[start of Data for this exercise]
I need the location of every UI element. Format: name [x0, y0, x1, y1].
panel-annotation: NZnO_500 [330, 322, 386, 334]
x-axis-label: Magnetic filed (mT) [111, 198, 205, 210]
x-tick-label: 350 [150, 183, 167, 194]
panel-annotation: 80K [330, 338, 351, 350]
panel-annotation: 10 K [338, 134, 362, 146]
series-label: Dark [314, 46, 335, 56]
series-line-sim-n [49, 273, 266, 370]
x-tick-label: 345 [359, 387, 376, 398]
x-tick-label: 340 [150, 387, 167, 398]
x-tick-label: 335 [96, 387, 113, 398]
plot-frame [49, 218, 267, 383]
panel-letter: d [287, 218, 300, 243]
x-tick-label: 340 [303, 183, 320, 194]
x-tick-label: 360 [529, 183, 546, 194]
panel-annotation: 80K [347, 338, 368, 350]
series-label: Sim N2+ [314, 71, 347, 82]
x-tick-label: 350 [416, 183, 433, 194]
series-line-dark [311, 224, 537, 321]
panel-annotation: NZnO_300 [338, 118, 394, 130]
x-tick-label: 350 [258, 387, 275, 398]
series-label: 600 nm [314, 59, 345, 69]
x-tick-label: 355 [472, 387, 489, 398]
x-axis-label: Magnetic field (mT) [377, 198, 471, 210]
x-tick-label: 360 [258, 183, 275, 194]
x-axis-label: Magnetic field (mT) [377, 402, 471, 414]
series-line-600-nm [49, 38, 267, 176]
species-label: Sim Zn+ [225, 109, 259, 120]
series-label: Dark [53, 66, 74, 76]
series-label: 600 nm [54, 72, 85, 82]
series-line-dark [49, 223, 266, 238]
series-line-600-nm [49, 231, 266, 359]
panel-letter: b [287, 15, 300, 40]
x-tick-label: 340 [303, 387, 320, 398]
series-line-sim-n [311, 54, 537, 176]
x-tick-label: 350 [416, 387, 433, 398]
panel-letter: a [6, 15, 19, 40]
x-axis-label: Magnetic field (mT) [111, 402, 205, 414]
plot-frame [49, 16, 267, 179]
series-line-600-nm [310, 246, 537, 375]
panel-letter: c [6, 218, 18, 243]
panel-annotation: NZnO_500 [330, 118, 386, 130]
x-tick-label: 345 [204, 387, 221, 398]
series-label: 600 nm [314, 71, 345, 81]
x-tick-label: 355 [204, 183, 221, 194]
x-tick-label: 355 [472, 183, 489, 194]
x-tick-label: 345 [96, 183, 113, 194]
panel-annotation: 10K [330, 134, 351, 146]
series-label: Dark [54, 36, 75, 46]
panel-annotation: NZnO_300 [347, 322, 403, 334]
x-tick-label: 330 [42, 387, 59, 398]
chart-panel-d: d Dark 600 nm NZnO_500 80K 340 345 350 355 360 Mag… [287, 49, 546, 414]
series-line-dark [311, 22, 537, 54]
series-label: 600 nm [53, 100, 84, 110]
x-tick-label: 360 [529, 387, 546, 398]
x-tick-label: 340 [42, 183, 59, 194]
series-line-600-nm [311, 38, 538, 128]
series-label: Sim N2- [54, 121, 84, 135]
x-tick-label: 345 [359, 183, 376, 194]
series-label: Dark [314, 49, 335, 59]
[end of Data for this exercise]
**Stated task:**
Print all of the rows above again, character for character, with nothing changed, added, or left out.

**Solved exercise:**
I need the location of every UI element. Format: name [x0, y0, x1, y1].
panel-annotation: NZnO_500 [330, 322, 386, 334]
x-axis-label: Magnetic filed (mT) [111, 198, 205, 210]
x-tick-label: 350 [150, 183, 167, 194]
panel-annotation: 80K [330, 338, 351, 350]
panel-annotation: 10 K [338, 134, 362, 146]
series-label: Dark [314, 46, 335, 56]
series-line-sim-n [49, 273, 266, 370]
x-tick-label: 345 [359, 387, 376, 398]
x-tick-label: 340 [150, 387, 167, 398]
x-tick-label: 335 [96, 387, 113, 398]
plot-frame [49, 218, 267, 383]
panel-letter: d [287, 218, 300, 243]
x-tick-label: 340 [303, 183, 320, 194]
x-tick-label: 360 [529, 183, 546, 194]
panel-annotation: 80K [347, 338, 368, 350]
series-label: Sim N2+ [314, 71, 347, 82]
x-tick-label: 350 [416, 183, 433, 194]
series-line-dark [311, 224, 537, 321]
panel-annotation: NZnO_300 [338, 118, 394, 130]
x-tick-label: 350 [258, 387, 275, 398]
series-label: 600 nm [314, 59, 345, 69]
x-tick-label: 355 [472, 387, 489, 398]
x-axis-label: Magnetic field (mT) [377, 198, 471, 210]
x-tick-label: 360 [258, 183, 275, 194]
x-axis-label: Magnetic field (mT) [377, 402, 471, 414]
series-line-600-nm [49, 38, 267, 176]
species-label: Sim Zn+ [225, 109, 259, 120]
series-label: Dark [53, 66, 74, 76]
series-label: 600 nm [54, 72, 85, 82]
series-line-dark [49, 223, 266, 238]
series-line-600-nm [49, 231, 266, 359]
panel-letter: b [287, 15, 300, 40]
x-tick-label: 340 [303, 387, 320, 398]
series-line-sim-n [311, 54, 537, 176]
x-tick-label: 350 [416, 387, 433, 398]
panel-letter: a [6, 15, 19, 40]
x-axis-label: Magnetic field (mT) [111, 402, 205, 414]
plot-frame [49, 16, 267, 179]
series-line-600-nm [310, 246, 537, 375]
panel-letter: c [6, 218, 18, 243]
panel-annotation: NZnO_500 [330, 118, 386, 130]
x-tick-label: 345 [204, 387, 221, 398]
series-label: 600 nm [314, 71, 345, 81]
x-tick-label: 355 [204, 183, 221, 194]
x-tick-label: 355 [472, 183, 489, 194]
x-tick-label: 345 [96, 183, 113, 194]
panel-annotation: 10K [330, 134, 351, 146]
series-label: Dark [54, 36, 75, 46]
panel-annotation: NZnO_300 [347, 322, 403, 334]
x-tick-label: 330 [42, 387, 59, 398]
chart-panel-d: d Dark 600 nm NZnO_500 80K 340 345 350 355 360 Mag… [287, 49, 546, 414]
series-line-dark [311, 22, 537, 54]
series-label: 600 nm [53, 100, 84, 110]
x-tick-label: 360 [529, 387, 546, 398]
x-tick-label: 340 [42, 183, 59, 194]
series-line-600-nm [311, 38, 538, 128]
series-label: Sim N2- [54, 121, 84, 135]
x-tick-label: 345 [359, 183, 376, 194]
series-label: Dark [314, 49, 335, 59]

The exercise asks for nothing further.